Set task →
Print all the entries verbatim.

((

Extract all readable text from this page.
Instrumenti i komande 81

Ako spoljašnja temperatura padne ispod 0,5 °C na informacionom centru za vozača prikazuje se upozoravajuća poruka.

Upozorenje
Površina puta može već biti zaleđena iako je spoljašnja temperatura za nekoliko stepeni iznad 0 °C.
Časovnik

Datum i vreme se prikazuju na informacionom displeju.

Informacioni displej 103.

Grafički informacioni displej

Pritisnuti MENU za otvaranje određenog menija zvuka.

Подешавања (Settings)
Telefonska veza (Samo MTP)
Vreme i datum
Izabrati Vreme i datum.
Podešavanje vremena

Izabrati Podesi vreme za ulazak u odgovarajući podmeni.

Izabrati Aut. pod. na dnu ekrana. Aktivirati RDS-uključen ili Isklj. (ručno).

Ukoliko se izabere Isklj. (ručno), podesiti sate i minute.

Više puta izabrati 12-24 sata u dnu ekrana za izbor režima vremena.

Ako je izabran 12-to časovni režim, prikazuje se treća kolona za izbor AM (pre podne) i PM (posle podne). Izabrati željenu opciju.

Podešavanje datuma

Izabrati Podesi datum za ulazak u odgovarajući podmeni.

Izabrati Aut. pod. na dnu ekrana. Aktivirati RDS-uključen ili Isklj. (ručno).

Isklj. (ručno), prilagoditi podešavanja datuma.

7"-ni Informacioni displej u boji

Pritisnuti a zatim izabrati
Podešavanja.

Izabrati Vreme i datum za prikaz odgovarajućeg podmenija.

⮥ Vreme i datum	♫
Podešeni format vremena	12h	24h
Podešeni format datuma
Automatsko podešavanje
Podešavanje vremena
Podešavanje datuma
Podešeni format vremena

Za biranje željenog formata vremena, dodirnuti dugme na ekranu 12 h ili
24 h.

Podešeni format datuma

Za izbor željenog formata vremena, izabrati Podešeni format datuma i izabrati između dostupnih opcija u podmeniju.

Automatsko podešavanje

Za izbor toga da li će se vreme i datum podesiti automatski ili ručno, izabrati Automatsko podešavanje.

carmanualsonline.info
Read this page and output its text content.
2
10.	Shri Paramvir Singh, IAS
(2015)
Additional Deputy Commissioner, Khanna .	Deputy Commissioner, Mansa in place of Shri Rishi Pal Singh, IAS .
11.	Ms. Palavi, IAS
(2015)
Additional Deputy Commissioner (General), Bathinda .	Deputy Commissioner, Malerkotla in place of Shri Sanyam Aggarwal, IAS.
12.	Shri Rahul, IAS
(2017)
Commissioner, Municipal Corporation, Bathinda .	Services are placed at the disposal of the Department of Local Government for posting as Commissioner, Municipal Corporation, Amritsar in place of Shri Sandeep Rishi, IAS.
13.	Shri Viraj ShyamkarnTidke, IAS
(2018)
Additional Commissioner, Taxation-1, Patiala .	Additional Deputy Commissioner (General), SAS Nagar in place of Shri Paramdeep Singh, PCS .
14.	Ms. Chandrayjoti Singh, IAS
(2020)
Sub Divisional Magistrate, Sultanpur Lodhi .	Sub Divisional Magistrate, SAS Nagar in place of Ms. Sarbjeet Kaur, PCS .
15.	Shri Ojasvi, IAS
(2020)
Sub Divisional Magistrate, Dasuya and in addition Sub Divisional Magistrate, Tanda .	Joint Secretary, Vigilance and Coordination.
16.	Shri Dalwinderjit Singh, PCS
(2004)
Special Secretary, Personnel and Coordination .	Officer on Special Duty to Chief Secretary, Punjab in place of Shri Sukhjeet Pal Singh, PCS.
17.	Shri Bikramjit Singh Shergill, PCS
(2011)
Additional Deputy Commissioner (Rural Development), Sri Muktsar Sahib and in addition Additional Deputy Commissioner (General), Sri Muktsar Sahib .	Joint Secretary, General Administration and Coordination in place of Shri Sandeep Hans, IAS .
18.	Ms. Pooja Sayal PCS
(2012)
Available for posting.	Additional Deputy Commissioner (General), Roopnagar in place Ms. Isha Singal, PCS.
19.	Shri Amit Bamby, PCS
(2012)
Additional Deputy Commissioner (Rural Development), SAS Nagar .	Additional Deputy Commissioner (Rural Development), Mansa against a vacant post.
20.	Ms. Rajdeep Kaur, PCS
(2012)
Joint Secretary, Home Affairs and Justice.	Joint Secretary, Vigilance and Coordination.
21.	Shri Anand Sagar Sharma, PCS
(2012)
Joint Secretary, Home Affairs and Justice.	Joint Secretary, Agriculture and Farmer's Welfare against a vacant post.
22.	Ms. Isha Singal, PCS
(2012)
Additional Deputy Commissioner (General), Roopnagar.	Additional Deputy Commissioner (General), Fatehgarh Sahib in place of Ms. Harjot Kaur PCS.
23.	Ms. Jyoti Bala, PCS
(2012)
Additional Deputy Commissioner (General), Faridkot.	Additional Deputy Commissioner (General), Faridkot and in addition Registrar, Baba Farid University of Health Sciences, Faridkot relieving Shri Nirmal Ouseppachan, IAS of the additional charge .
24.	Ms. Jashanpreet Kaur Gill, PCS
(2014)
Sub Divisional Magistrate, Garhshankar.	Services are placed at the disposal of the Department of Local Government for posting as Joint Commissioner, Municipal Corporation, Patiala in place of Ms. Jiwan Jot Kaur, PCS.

))

Result for this task →
Extract all readable text from this page.
Instrumenti i komande 81

Ako spoljašnja temperatura padne ispod 0,5 °C na informacionom centru za vozača prikazuje se upozoravajuća poruka.

Upozorenje
Površina puta može već biti zaleđena iako je spoljašnja temperatura za nekoliko stepeni iznad 0 °C.
Časovnik

Datum i vreme se prikazuju na informacionom displeju.

Informacioni displej 103.

Grafički informacioni displej

Pritisnuti MENU za otvaranje određenog menija zvuka.

Подешавања (Settings)
Telefonska veza (Samo MTP)
Vreme i datum
Izabrati Vreme i datum.
Podešavanje vremena

Izabrati Podesi vreme za ulazak u odgovarajući podmeni.

Izabrati Aut. pod. na dnu ekrana. Aktivirati RDS-uključen ili Isklj. (ručno).

Ukoliko se izabere Isklj. (ručno), podesiti sate i minute.

Više puta izabrati 12-24 sata u dnu ekrana za izbor režima vremena.

Ako je izabran 12-to časovni režim, prikazuje se treća kolona za izbor AM (pre podne) i PM (posle podne). Izabrati željenu opciju.

Podešavanje datuma

Izabrati Podesi datum za ulazak u odgovarajući podmeni.

Izabrati Aut. pod. na dnu ekrana. Aktivirati RDS-uključen ili Isklj. (ručno).

Isklj. (ručno), prilagoditi podešavanja datuma.

7"-ni Informacioni displej u boji

Pritisnuti a zatim izabrati
Podešavanja.

Izabrati Vreme i datum za prikaz odgovarajućeg podmenija.

⮥ Vreme i datum	♫
Podešeni format vremena	12h	24h
Podešeni format datuma
Automatsko podešavanje
Podešavanje vremena
Podešavanje datuma
Podešeni format vremena

Za biranje željenog formata vremena, dodirnuti dugme na ekranu 12 h ili
24 h.

Podešeni format datuma

Za izbor željenog formata vremena, izabrati Podešeni format datuma i izabrati između dostupnih opcija u podmeniju.

Automatsko podešavanje

Za izbor toga da li će se vreme i datum podesiti automatski ili ručno, izabrati Automatsko podešavanje.

carmanualsonline.info
Read this page and output its text content.
2
10.	Shri Paramvir Singh, IAS
(2015)
Additional Deputy Commissioner, Khanna .	Deputy Commissioner, Mansa in place of Shri Rishi Pal Singh, IAS .
11.	Ms. Palavi, IAS
(2015)
Additional Deputy Commissioner (General), Bathinda .	Deputy Commissioner, Malerkotla in place of Shri Sanyam Aggarwal, IAS.
12.	Shri Rahul, IAS
(2017)
Commissioner, Municipal Corporation, Bathinda .	Services are placed at the disposal of the Department of Local Government for posting as Commissioner, Municipal Corporation, Amritsar in place of Shri Sandeep Rishi, IAS.
13.	Shri Viraj ShyamkarnTidke, IAS
(2018)
Additional Commissioner, Taxation-1, Patiala .	Additional Deputy Commissioner (General), SAS Nagar in place of Shri Paramdeep Singh, PCS .
14.	Ms. Chandrayjoti Singh, IAS
(2020)
Sub Divisional Magistrate, Sultanpur Lodhi .	Sub Divisional Magistrate, SAS Nagar in place of Ms. Sarbjeet Kaur, PCS .
15.	Shri Ojasvi, IAS
(2020)
Sub Divisional Magistrate, Dasuya and in addition Sub Divisional Magistrate, Tanda .	Joint Secretary, Vigilance and Coordination.
16.	Shri Dalwinderjit Singh, PCS
(2004)
Special Secretary, Personnel and Coordination .	Officer on Special Duty to Chief Secretary, Punjab in place of Shri Sukhjeet Pal Singh, PCS.
17.	Shri Bikramjit Singh Shergill, PCS
(2011)
Additional Deputy Commissioner (Rural Development), Sri Muktsar Sahib and in addition Additional Deputy Commissioner (General), Sri Muktsar Sahib .	Joint Secretary, General Administration and Coordination in place of Shri Sandeep Hans, IAS .
18.	Ms. Pooja Sayal PCS
(2012)
Available for posting.	Additional Deputy Commissioner (General), Roopnagar in place Ms. Isha Singal, PCS.
19.	Shri Amit Bamby, PCS
(2012)
Additional Deputy Commissioner (Rural Development), SAS Nagar .	Additional Deputy Commissioner (Rural Development), Mansa against a vacant post.
20.	Ms. Rajdeep Kaur, PCS
(2012)
Joint Secretary, Home Affairs and Justice.	Joint Secretary, Vigilance and Coordination.
21.	Shri Anand Sagar Sharma, PCS
(2012)
Joint Secretary, Home Affairs and Justice.	Joint Secretary, Agriculture and Farmer's Welfare against a vacant post.
22.	Ms. Isha Singal, PCS
(2012)
Additional Deputy Commissioner (General), Roopnagar.	Additional Deputy Commissioner (General), Fatehgarh Sahib in place of Ms. Harjot Kaur PCS.
23.	Ms. Jyoti Bala, PCS
(2012)
Additional Deputy Commissioner (General), Faridkot.	Additional Deputy Commissioner (General), Faridkot and in addition Registrar, Baba Farid University of Health Sciences, Faridkot relieving Shri Nirmal Ouseppachan, IAS of the additional charge .
24.	Ms. Jashanpreet Kaur Gill, PCS
(2014)
Sub Divisional Magistrate, Garhshankar.	Services are placed at the disposal of the Department of Local Government for posting as Joint Commissioner, Municipal Corporation, Patiala in place of Ms. Jiwan Jot Kaur, PCS.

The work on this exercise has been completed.